TASK DETAILS =
Examine the entries and show every line in which the word "JSON" is found.

Figure contents as structured data
· · · · · · ·
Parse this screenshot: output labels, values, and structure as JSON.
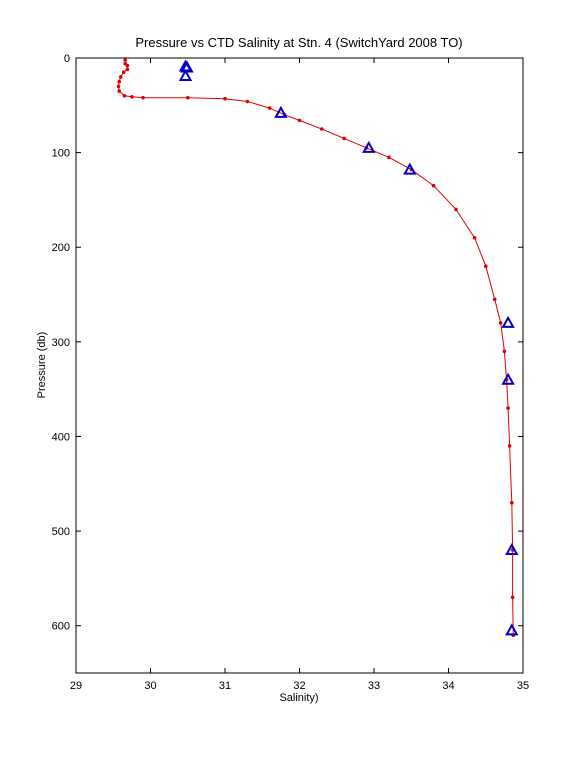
{
  "chart_data": {
    "type": "scatter",
    "title": "Pressure vs CTD Salinity at Stn. 4 (SwitchYard 2008 TO)",
    "xlabel": "Salinity)",
    "ylabel": "Pressure (db)",
    "xlim": [
      29,
      35
    ],
    "ylim": [
      0,
      650
    ],
    "y_reversed": true,
    "xticks": [
      "29",
      "30",
      "31",
      "32",
      "33",
      "34",
      "35"
    ],
    "yticks": [
      "0",
      "100",
      "200",
      "300",
      "400",
      "500",
      "600"
    ],
    "grid": false,
    "series": [
      {
        "marker": "dot-line",
        "color": "#e00000",
        "points": [
          [
            29.66,
            2
          ],
          [
            29.66,
            6
          ],
          [
            29.69,
            8
          ],
          [
            29.69,
            12
          ],
          [
            29.64,
            15
          ],
          [
            29.6,
            20
          ],
          [
            29.58,
            25
          ],
          [
            29.57,
            30
          ],
          [
            29.58,
            35
          ],
          [
            29.65,
            40
          ],
          [
            29.75,
            41
          ],
          [
            29.9,
            42
          ],
          [
            30.5,
            42
          ],
          [
            31.0,
            43
          ],
          [
            31.3,
            46
          ],
          [
            31.6,
            53
          ],
          [
            31.8,
            60
          ],
          [
            32.0,
            66
          ],
          [
            32.3,
            75
          ],
          [
            32.6,
            85
          ],
          [
            32.9,
            95
          ],
          [
            33.2,
            105
          ],
          [
            33.5,
            118
          ],
          [
            33.8,
            135
          ],
          [
            34.1,
            160
          ],
          [
            34.35,
            190
          ],
          [
            34.5,
            220
          ],
          [
            34.62,
            255
          ],
          [
            34.7,
            280
          ],
          [
            34.75,
            310
          ],
          [
            34.78,
            340
          ],
          [
            34.8,
            370
          ],
          [
            34.82,
            410
          ],
          [
            34.85,
            470
          ],
          [
            34.86,
            520
          ],
          [
            34.86,
            570
          ],
          [
            34.87,
            610
          ]
        ]
      },
      {
        "marker": "triangle",
        "color": "#0000c8",
        "points": [
          [
            30.47,
            9
          ],
          [
            30.49,
            10
          ],
          [
            30.47,
            19
          ],
          [
            31.75,
            58
          ],
          [
            32.93,
            95
          ],
          [
            33.48,
            118
          ],
          [
            34.8,
            280
          ],
          [
            34.8,
            340
          ],
          [
            34.85,
            520
          ],
          [
            34.85,
            605
          ]
        ]
      }
    ]
  }
}
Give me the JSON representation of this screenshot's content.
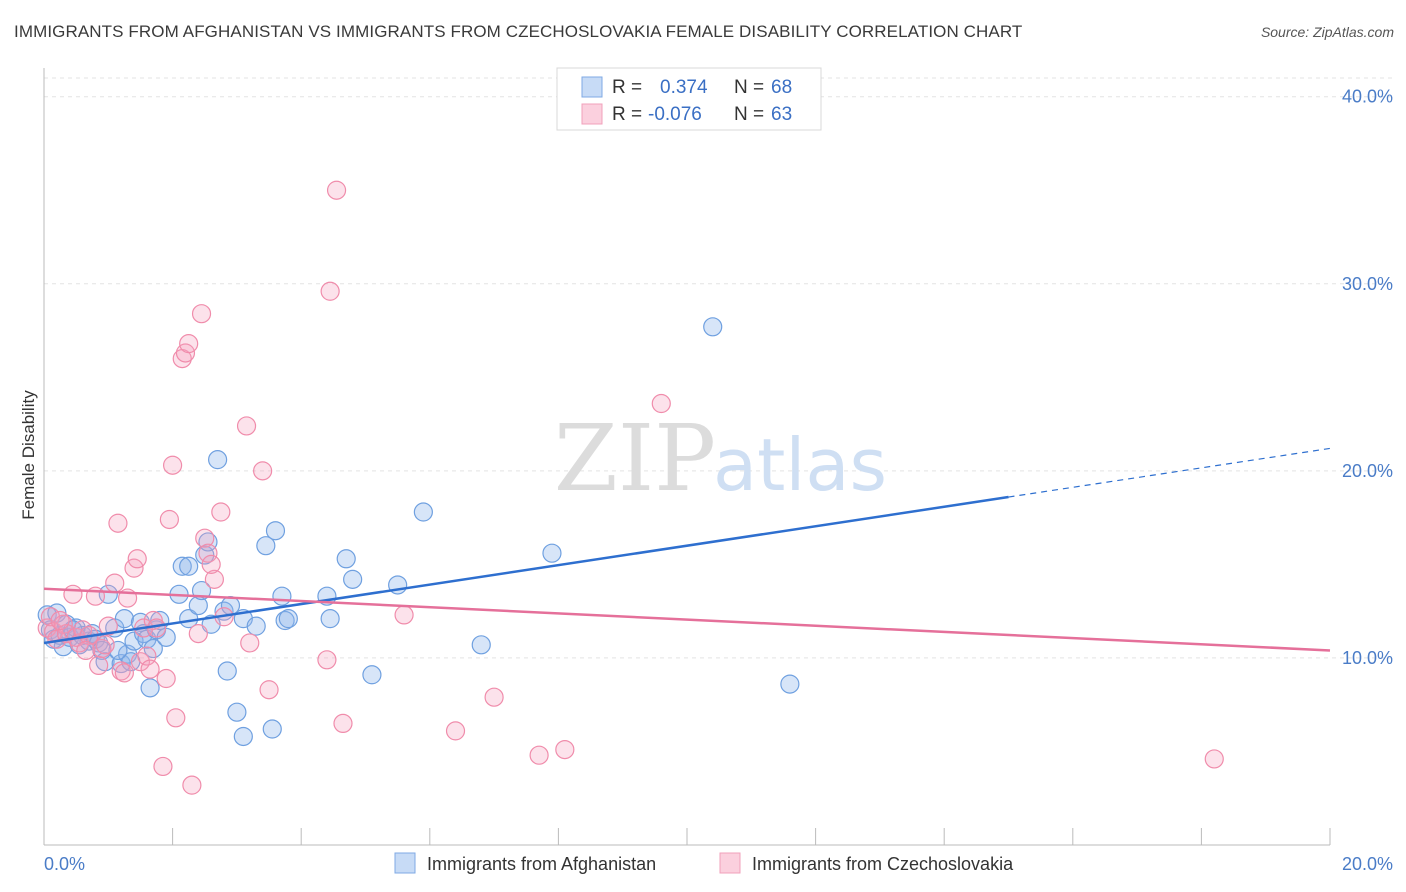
{
  "title": "IMMIGRANTS FROM AFGHANISTAN VS IMMIGRANTS FROM CZECHOSLOVAKIA FEMALE DISABILITY CORRELATION CHART",
  "source": "Source: ZipAtlas.com",
  "watermark": {
    "zip": "ZIP",
    "atlas": "atlas"
  },
  "colors": {
    "blue": "#6fa0e0",
    "blue_line": "#2e6fcf",
    "pink": "#f08cab",
    "pink_line": "#e5709a",
    "tick": "#4a7cc7"
  },
  "legend": {
    "r_label": "R =",
    "n_label": "N =",
    "rows": [
      {
        "series": "Immigrants from Afghanistan",
        "r": "0.374",
        "n": "68"
      },
      {
        "series": "Immigrants from Czechoslovakia",
        "r": "-0.076",
        "n": "63"
      }
    ]
  },
  "chart_data": {
    "type": "scatter",
    "ylabel": "Female Disability",
    "xlim": [
      0,
      20
    ],
    "ylim": [
      0,
      41
    ],
    "x_tick_labels": [
      "0.0%",
      "20.0%"
    ],
    "y_ticks": [
      10,
      20,
      30,
      40
    ],
    "y_tick_labels": [
      "10.0%",
      "20.0%",
      "30.0%",
      "40.0%"
    ],
    "series": [
      {
        "name": "Immigrants from Afghanistan",
        "color": "#6fa0e0",
        "trend": {
          "x0": 0,
          "y0": 10.8,
          "x1": 15.0,
          "y1": 18.6,
          "dash_x1": 20.0,
          "dash_y1": 21.2
        },
        "points": [
          [
            0.05,
            12.3
          ],
          [
            0.1,
            11.5
          ],
          [
            0.15,
            11.0
          ],
          [
            0.2,
            12.4
          ],
          [
            0.25,
            11.2
          ],
          [
            0.3,
            10.6
          ],
          [
            0.35,
            11.8
          ],
          [
            0.4,
            11.1
          ],
          [
            0.5,
            11.6
          ],
          [
            0.55,
            10.7
          ],
          [
            0.6,
            11.2
          ],
          [
            0.7,
            10.9
          ],
          [
            0.75,
            11.3
          ],
          [
            0.8,
            11.0
          ],
          [
            0.85,
            10.8
          ],
          [
            0.9,
            10.4
          ],
          [
            0.95,
            9.8
          ],
          [
            1.0,
            13.4
          ],
          [
            1.1,
            11.6
          ],
          [
            1.2,
            9.7
          ],
          [
            1.25,
            12.1
          ],
          [
            1.3,
            10.2
          ],
          [
            1.35,
            9.8
          ],
          [
            1.4,
            10.9
          ],
          [
            1.5,
            11.9
          ],
          [
            1.55,
            11.3
          ],
          [
            1.6,
            11.0
          ],
          [
            1.65,
            8.4
          ],
          [
            1.7,
            10.5
          ],
          [
            1.75,
            11.5
          ],
          [
            1.8,
            12.0
          ],
          [
            1.9,
            11.1
          ],
          [
            2.1,
            13.4
          ],
          [
            2.15,
            14.9
          ],
          [
            2.25,
            14.9
          ],
          [
            2.25,
            12.1
          ],
          [
            2.4,
            12.8
          ],
          [
            2.45,
            13.6
          ],
          [
            2.5,
            15.5
          ],
          [
            2.55,
            16.2
          ],
          [
            2.6,
            11.8
          ],
          [
            2.7,
            20.6
          ],
          [
            2.8,
            12.5
          ],
          [
            2.85,
            9.3
          ],
          [
            2.9,
            12.8
          ],
          [
            3.0,
            7.1
          ],
          [
            3.1,
            5.8
          ],
          [
            3.1,
            12.1
          ],
          [
            3.3,
            11.7
          ],
          [
            3.45,
            16.0
          ],
          [
            3.55,
            6.2
          ],
          [
            3.6,
            16.8
          ],
          [
            3.7,
            13.3
          ],
          [
            3.75,
            12.0
          ],
          [
            3.8,
            12.1
          ],
          [
            4.4,
            13.3
          ],
          [
            4.45,
            12.1
          ],
          [
            4.7,
            15.3
          ],
          [
            4.8,
            14.2
          ],
          [
            5.1,
            9.1
          ],
          [
            5.5,
            13.9
          ],
          [
            5.9,
            17.8
          ],
          [
            6.8,
            10.7
          ],
          [
            7.9,
            15.6
          ],
          [
            10.4,
            27.7
          ],
          [
            11.6,
            8.6
          ],
          [
            0.45,
            11.5
          ],
          [
            1.15,
            10.4
          ]
        ]
      },
      {
        "name": "Immigrants from Czechoslovakia",
        "color": "#f08cab",
        "trend": {
          "x0": 0,
          "y0": 13.7,
          "x1": 20.0,
          "y1": 10.4
        },
        "points": [
          [
            0.05,
            11.6
          ],
          [
            0.1,
            12.2
          ],
          [
            0.15,
            11.4
          ],
          [
            0.2,
            11.0
          ],
          [
            0.3,
            11.8
          ],
          [
            0.35,
            11.3
          ],
          [
            0.45,
            13.4
          ],
          [
            0.5,
            11.1
          ],
          [
            0.55,
            10.8
          ],
          [
            0.6,
            11.5
          ],
          [
            0.7,
            11.2
          ],
          [
            0.8,
            13.3
          ],
          [
            0.85,
            9.6
          ],
          [
            0.9,
            10.5
          ],
          [
            0.95,
            10.7
          ],
          [
            1.0,
            11.7
          ],
          [
            1.1,
            14.0
          ],
          [
            1.15,
            17.2
          ],
          [
            1.2,
            9.3
          ],
          [
            1.3,
            13.2
          ],
          [
            1.4,
            14.8
          ],
          [
            1.45,
            15.3
          ],
          [
            1.5,
            9.8
          ],
          [
            1.55,
            11.6
          ],
          [
            1.6,
            10.1
          ],
          [
            1.7,
            12.0
          ],
          [
            1.75,
            11.6
          ],
          [
            1.85,
            4.2
          ],
          [
            1.9,
            8.9
          ],
          [
            1.95,
            17.4
          ],
          [
            2.0,
            20.3
          ],
          [
            2.05,
            6.8
          ],
          [
            2.15,
            26.0
          ],
          [
            2.2,
            26.3
          ],
          [
            2.25,
            26.8
          ],
          [
            2.3,
            3.2
          ],
          [
            2.4,
            11.3
          ],
          [
            2.45,
            28.4
          ],
          [
            2.5,
            16.4
          ],
          [
            2.55,
            15.6
          ],
          [
            2.65,
            14.2
          ],
          [
            2.75,
            17.8
          ],
          [
            2.8,
            12.2
          ],
          [
            3.15,
            22.4
          ],
          [
            3.2,
            10.8
          ],
          [
            3.4,
            20.0
          ],
          [
            3.5,
            8.3
          ],
          [
            4.4,
            9.9
          ],
          [
            4.45,
            29.6
          ],
          [
            4.55,
            35.0
          ],
          [
            4.65,
            6.5
          ],
          [
            5.6,
            12.3
          ],
          [
            6.4,
            6.1
          ],
          [
            7.0,
            7.9
          ],
          [
            7.7,
            4.8
          ],
          [
            8.1,
            5.1
          ],
          [
            9.6,
            23.6
          ],
          [
            18.2,
            4.6
          ],
          [
            0.25,
            12.0
          ],
          [
            0.65,
            10.4
          ],
          [
            1.25,
            9.2
          ],
          [
            1.65,
            9.4
          ],
          [
            2.6,
            15.0
          ]
        ]
      }
    ]
  }
}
· · · · · · ·
RESPONSE =
Parse this screenshot: output labels, values, and structure as JSON.
Give me the JSON representation of this screenshot's content.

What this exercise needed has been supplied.